What you are asked to do
Collect all lines containing the word "structured" from the data.

Items
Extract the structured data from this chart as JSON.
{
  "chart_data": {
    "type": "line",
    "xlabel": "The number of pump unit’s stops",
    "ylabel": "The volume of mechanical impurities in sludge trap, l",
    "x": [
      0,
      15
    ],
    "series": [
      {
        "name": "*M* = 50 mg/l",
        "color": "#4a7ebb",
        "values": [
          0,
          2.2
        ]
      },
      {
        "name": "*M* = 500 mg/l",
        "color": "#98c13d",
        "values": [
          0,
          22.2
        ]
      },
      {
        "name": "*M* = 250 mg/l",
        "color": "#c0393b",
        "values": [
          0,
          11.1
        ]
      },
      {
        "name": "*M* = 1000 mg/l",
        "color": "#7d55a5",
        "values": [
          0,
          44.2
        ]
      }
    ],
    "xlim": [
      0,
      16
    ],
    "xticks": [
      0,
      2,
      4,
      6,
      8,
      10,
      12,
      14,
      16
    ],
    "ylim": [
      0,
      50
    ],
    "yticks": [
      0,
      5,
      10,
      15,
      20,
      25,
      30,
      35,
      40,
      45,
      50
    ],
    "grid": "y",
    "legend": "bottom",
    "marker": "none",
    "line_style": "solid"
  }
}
* * *
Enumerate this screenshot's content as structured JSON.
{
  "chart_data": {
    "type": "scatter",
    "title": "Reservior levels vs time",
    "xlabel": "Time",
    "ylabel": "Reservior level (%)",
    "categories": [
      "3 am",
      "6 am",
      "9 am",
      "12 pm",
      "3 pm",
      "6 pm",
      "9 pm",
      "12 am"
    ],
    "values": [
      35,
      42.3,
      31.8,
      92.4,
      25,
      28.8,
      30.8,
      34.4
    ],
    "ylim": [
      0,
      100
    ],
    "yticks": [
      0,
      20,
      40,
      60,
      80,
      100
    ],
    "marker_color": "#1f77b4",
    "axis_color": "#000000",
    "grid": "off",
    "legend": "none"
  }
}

Final answer
Extract the structured data from this chart as JSON.
Enumerate this screenshot's content as structured JSON.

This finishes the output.